Items from a dataset:

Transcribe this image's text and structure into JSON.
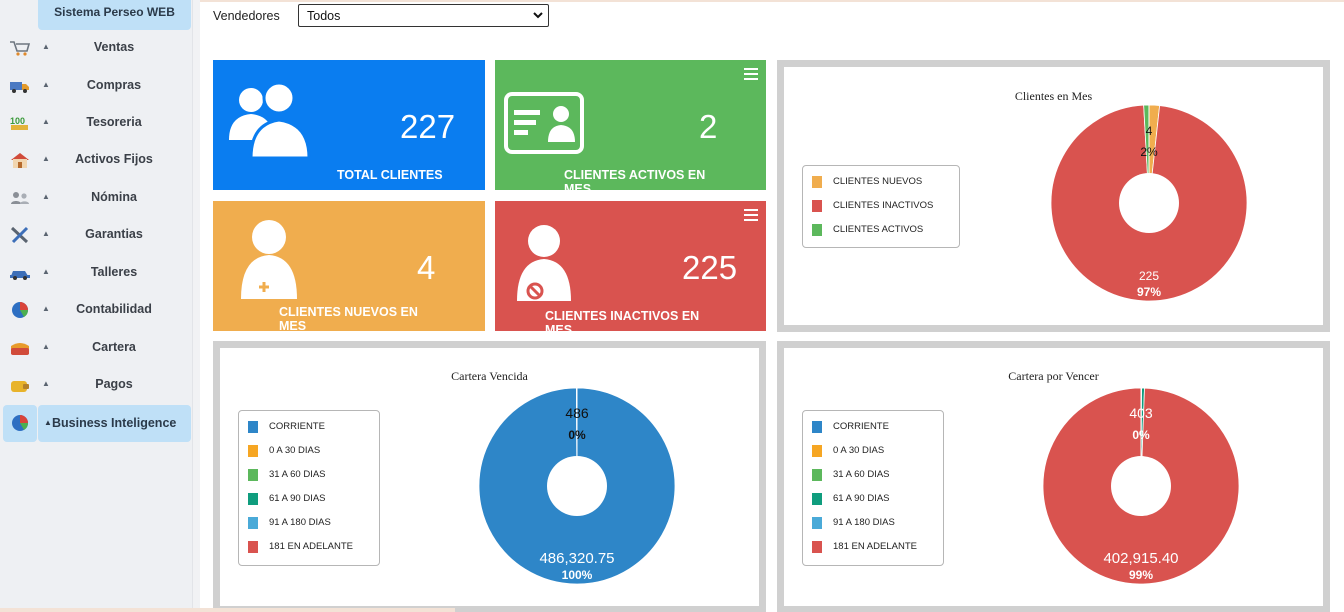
{
  "sidebar": {
    "app_title": "Sistema Perseo WEB",
    "items": [
      {
        "label": "Ventas",
        "icon": "cart-icon",
        "active": false
      },
      {
        "label": "Compras",
        "icon": "truck-icon",
        "active": false
      },
      {
        "label": "Tesoreria",
        "icon": "money-icon",
        "active": false
      },
      {
        "label": "Activos Fijos",
        "icon": "house-icon",
        "active": false
      },
      {
        "label": "Nómina",
        "icon": "people-icon",
        "active": false
      },
      {
        "label": "Garantias",
        "icon": "tools-icon",
        "active": false
      },
      {
        "label": "Talleres",
        "icon": "car-icon",
        "active": false
      },
      {
        "label": "Contabilidad",
        "icon": "pie-icon",
        "active": false
      },
      {
        "label": "Cartera",
        "icon": "wallet-icon",
        "active": false
      },
      {
        "label": "Pagos",
        "icon": "purse-icon",
        "active": false
      },
      {
        "label": "Business Inteligence",
        "icon": "pie-icon",
        "active": true
      }
    ]
  },
  "filter": {
    "label": "Vendedores",
    "selected": "Todos"
  },
  "tiles": [
    {
      "value": "227",
      "label": "TOTAL CLIENTES",
      "color": "#0a7df0",
      "icon": "users-icon"
    },
    {
      "value": "2",
      "label": "CLIENTES ACTIVOS EN MES",
      "color": "#5cb85c",
      "icon": "id-card-icon"
    },
    {
      "value": "4",
      "label": "CLIENTES NUEVOS EN MES",
      "color": "#f0ad4e",
      "icon": "user-add-icon"
    },
    {
      "value": "225",
      "label": "CLIENTES INACTIVOS EN MES",
      "color": "#d9534f",
      "icon": "user-blocked-icon"
    }
  ],
  "colors": {
    "corriente": "#2e86c8",
    "dias_0_30": "#f6a623",
    "dias_31_60": "#5cb85c",
    "dias_61_90": "#0f9d7e",
    "dias_91_180": "#4aaad8",
    "dias_181": "#d9534f",
    "nuevos": "#f0ad4e",
    "inactivos": "#d9534f",
    "activos": "#5cb85c"
  },
  "chart_data": [
    {
      "type": "pie",
      "title": "Clientes en Mes",
      "legend_position": "left",
      "series": [
        {
          "name": "CLIENTES NUEVOS",
          "value": 4,
          "percent": "2%",
          "color": "#f0ad4e"
        },
        {
          "name": "CLIENTES INACTIVOS",
          "value": 225,
          "percent": "97%",
          "color": "#d9534f"
        },
        {
          "name": "CLIENTES ACTIVOS",
          "value": 2,
          "percent": "",
          "color": "#5cb85c"
        }
      ],
      "data_labels": [
        {
          "value": "4",
          "percent": "2%"
        },
        {
          "value": "225",
          "percent": "97%"
        }
      ]
    },
    {
      "type": "pie",
      "title": "Cartera Vencida",
      "legend_position": "left",
      "series": [
        {
          "name": "CORRIENTE",
          "value": 486320.75,
          "color": "#2e86c8"
        },
        {
          "name": "0 A 30 DIAS",
          "value": 0,
          "color": "#f6a623"
        },
        {
          "name": "31 A 60 DIAS",
          "value": 0,
          "color": "#5cb85c"
        },
        {
          "name": "61 A 90 DIAS",
          "value": 0,
          "color": "#0f9d7e"
        },
        {
          "name": "91 A 180 DIAS",
          "value": 0,
          "color": "#4aaad8"
        },
        {
          "name": "181 EN ADELANTE",
          "value": 486,
          "color": "#d9534f"
        }
      ],
      "data_labels": [
        {
          "value": "486",
          "percent": "0%"
        },
        {
          "value": "486,320.75",
          "percent": "100%"
        }
      ]
    },
    {
      "type": "pie",
      "title": "Cartera por Vencer",
      "legend_position": "left",
      "series": [
        {
          "name": "CORRIENTE",
          "value": 403,
          "color": "#2e86c8"
        },
        {
          "name": "0 A 30 DIAS",
          "value": 0,
          "color": "#f6a623"
        },
        {
          "name": "31 A 60 DIAS",
          "value": 0,
          "color": "#5cb85c"
        },
        {
          "name": "61 A 90 DIAS",
          "value": 1900,
          "color": "#0f9d7e"
        },
        {
          "name": "91 A 180 DIAS",
          "value": 0,
          "color": "#4aaad8"
        },
        {
          "name": "181 EN ADELANTE",
          "value": 402915.4,
          "color": "#d9534f"
        }
      ],
      "data_labels": [
        {
          "value": "403",
          "percent": "0%"
        },
        {
          "value": "402,915.40",
          "percent": "99%"
        }
      ]
    }
  ]
}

TASK TO CARRY OUT:
Copy the material exactly. Do not include the pictures.

SOLUTION TO THIS EXERCISE:
Transcribe this image's text and structure into JSON.
{
  "sidebar": {
    "app_title": "Sistema Perseo WEB",
    "items": [
      {
        "label": "Ventas",
        "icon": "cart-icon",
        "active": false
      },
      {
        "label": "Compras",
        "icon": "truck-icon",
        "active": false
      },
      {
        "label": "Tesoreria",
        "icon": "money-icon",
        "active": false
      },
      {
        "label": "Activos Fijos",
        "icon": "house-icon",
        "active": false
      },
      {
        "label": "Nómina",
        "icon": "people-icon",
        "active": false
      },
      {
        "label": "Garantias",
        "icon": "tools-icon",
        "active": false
      },
      {
        "label": "Talleres",
        "icon": "car-icon",
        "active": false
      },
      {
        "label": "Contabilidad",
        "icon": "pie-icon",
        "active": false
      },
      {
        "label": "Cartera",
        "icon": "wallet-icon",
        "active": false
      },
      {
        "label": "Pagos",
        "icon": "purse-icon",
        "active": false
      },
      {
        "label": "Business Inteligence",
        "icon": "pie-icon",
        "active": true
      }
    ]
  },
  "filter": {
    "label": "Vendedores",
    "selected": "Todos"
  },
  "tiles": [
    {
      "value": "227",
      "label": "TOTAL CLIENTES",
      "color": "#0a7df0",
      "icon": "users-icon"
    },
    {
      "value": "2",
      "label": "CLIENTES ACTIVOS EN MES",
      "color": "#5cb85c",
      "icon": "id-card-icon"
    },
    {
      "value": "4",
      "label": "CLIENTES NUEVOS EN MES",
      "color": "#f0ad4e",
      "icon": "user-add-icon"
    },
    {
      "value": "225",
      "label": "CLIENTES INACTIVOS EN MES",
      "color": "#d9534f",
      "icon": "user-blocked-icon"
    }
  ],
  "colors": {
    "corriente": "#2e86c8",
    "dias_0_30": "#f6a623",
    "dias_31_60": "#5cb85c",
    "dias_61_90": "#0f9d7e",
    "dias_91_180": "#4aaad8",
    "dias_181": "#d9534f",
    "nuevos": "#f0ad4e",
    "inactivos": "#d9534f",
    "activos": "#5cb85c"
  },
  "chart_data": [
    {
      "type": "pie",
      "title": "Clientes en Mes",
      "legend_position": "left",
      "series": [
        {
          "name": "CLIENTES NUEVOS",
          "value": 4,
          "percent": "2%",
          "color": "#f0ad4e"
        },
        {
          "name": "CLIENTES INACTIVOS",
          "value": 225,
          "percent": "97%",
          "color": "#d9534f"
        },
        {
          "name": "CLIENTES ACTIVOS",
          "value": 2,
          "percent": "",
          "color": "#5cb85c"
        }
      ],
      "data_labels": [
        {
          "value": "4",
          "percent": "2%"
        },
        {
          "value": "225",
          "percent": "97%"
        }
      ]
    },
    {
      "type": "pie",
      "title": "Cartera Vencida",
      "legend_position": "left",
      "series": [
        {
          "name": "CORRIENTE",
          "value": 486320.75,
          "color": "#2e86c8"
        },
        {
          "name": "0 A 30 DIAS",
          "value": 0,
          "color": "#f6a623"
        },
        {
          "name": "31 A 60 DIAS",
          "value": 0,
          "color": "#5cb85c"
        },
        {
          "name": "61 A 90 DIAS",
          "value": 0,
          "color": "#0f9d7e"
        },
        {
          "name": "91 A 180 DIAS",
          "value": 0,
          "color": "#4aaad8"
        },
        {
          "name": "181 EN ADELANTE",
          "value": 486,
          "color": "#d9534f"
        }
      ],
      "data_labels": [
        {
          "value": "486",
          "percent": "0%"
        },
        {
          "value": "486,320.75",
          "percent": "100%"
        }
      ]
    },
    {
      "type": "pie",
      "title": "Cartera por Vencer",
      "legend_position": "left",
      "series": [
        {
          "name": "CORRIENTE",
          "value": 403,
          "color": "#2e86c8"
        },
        {
          "name": "0 A 30 DIAS",
          "value": 0,
          "color": "#f6a623"
        },
        {
          "name": "31 A 60 DIAS",
          "value": 0,
          "color": "#5cb85c"
        },
        {
          "name": "61 A 90 DIAS",
          "value": 1900,
          "color": "#0f9d7e"
        },
        {
          "name": "91 A 180 DIAS",
          "value": 0,
          "color": "#4aaad8"
        },
        {
          "name": "181 EN ADELANTE",
          "value": 402915.4,
          "color": "#d9534f"
        }
      ],
      "data_labels": [
        {
          "value": "403",
          "percent": "0%"
        },
        {
          "value": "402,915.40",
          "percent": "99%"
        }
      ]
    }
  ]
}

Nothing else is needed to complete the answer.